Stated task: Gather every line that includes the word "JSON", please.

Data excerpts:
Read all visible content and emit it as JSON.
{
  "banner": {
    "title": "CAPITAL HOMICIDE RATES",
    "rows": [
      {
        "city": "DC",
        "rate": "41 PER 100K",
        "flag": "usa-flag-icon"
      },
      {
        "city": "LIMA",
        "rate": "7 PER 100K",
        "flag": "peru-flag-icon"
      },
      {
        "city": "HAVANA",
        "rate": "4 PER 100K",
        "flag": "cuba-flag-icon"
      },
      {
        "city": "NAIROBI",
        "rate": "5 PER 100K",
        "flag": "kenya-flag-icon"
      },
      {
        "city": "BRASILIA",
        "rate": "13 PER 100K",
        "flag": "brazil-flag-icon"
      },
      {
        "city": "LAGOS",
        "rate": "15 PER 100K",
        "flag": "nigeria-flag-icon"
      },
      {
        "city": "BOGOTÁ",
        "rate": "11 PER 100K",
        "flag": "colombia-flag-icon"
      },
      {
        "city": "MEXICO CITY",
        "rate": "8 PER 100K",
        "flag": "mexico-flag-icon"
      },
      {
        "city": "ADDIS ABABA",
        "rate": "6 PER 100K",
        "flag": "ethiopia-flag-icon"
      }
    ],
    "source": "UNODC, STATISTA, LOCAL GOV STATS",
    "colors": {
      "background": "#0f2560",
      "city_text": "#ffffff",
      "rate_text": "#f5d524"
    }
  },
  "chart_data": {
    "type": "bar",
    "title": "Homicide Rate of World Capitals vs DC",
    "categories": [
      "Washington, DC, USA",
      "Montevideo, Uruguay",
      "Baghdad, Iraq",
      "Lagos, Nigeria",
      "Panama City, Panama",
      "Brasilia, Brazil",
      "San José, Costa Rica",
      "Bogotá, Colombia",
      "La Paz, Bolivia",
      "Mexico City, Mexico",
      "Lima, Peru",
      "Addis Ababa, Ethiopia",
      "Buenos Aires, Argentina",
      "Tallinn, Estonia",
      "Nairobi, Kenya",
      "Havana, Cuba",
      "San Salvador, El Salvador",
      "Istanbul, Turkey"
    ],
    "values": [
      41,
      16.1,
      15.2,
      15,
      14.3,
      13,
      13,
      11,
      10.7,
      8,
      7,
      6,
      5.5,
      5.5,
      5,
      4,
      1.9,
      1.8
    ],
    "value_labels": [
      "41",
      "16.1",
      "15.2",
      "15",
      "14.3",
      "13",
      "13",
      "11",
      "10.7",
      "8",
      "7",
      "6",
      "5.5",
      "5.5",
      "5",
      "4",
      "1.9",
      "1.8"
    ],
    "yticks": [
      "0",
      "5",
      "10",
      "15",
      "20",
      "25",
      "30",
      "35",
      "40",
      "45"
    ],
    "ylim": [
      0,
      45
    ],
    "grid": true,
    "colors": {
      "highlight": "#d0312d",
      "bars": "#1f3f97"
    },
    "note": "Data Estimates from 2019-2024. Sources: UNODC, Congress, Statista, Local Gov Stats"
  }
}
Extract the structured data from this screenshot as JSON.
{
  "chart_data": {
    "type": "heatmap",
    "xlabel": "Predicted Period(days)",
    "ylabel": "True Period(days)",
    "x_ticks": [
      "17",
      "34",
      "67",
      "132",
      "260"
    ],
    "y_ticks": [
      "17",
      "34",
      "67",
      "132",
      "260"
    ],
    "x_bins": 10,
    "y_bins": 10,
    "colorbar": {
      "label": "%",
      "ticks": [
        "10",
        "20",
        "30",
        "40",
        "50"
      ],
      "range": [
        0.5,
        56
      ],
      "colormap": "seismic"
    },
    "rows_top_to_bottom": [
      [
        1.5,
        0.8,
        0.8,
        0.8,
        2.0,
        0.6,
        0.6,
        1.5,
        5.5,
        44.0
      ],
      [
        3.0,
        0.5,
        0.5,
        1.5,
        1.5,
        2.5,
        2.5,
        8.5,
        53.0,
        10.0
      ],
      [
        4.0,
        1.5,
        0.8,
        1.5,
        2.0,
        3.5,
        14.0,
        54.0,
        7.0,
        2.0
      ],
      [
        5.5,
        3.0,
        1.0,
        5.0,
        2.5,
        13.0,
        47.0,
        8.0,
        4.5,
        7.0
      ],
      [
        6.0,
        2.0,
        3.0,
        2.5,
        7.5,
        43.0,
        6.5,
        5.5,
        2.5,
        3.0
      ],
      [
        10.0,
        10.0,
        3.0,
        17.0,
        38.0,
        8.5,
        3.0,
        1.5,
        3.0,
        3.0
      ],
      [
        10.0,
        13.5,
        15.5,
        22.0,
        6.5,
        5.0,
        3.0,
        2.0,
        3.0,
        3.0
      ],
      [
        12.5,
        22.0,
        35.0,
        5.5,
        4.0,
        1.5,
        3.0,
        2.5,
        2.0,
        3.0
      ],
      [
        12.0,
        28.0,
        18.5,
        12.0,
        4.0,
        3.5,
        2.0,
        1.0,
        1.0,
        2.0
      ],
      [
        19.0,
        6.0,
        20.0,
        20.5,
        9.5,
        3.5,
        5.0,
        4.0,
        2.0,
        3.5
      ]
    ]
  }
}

Output for this task:
Read all visible content and emit it as JSON.
Extract the structured data from this screenshot as JSON.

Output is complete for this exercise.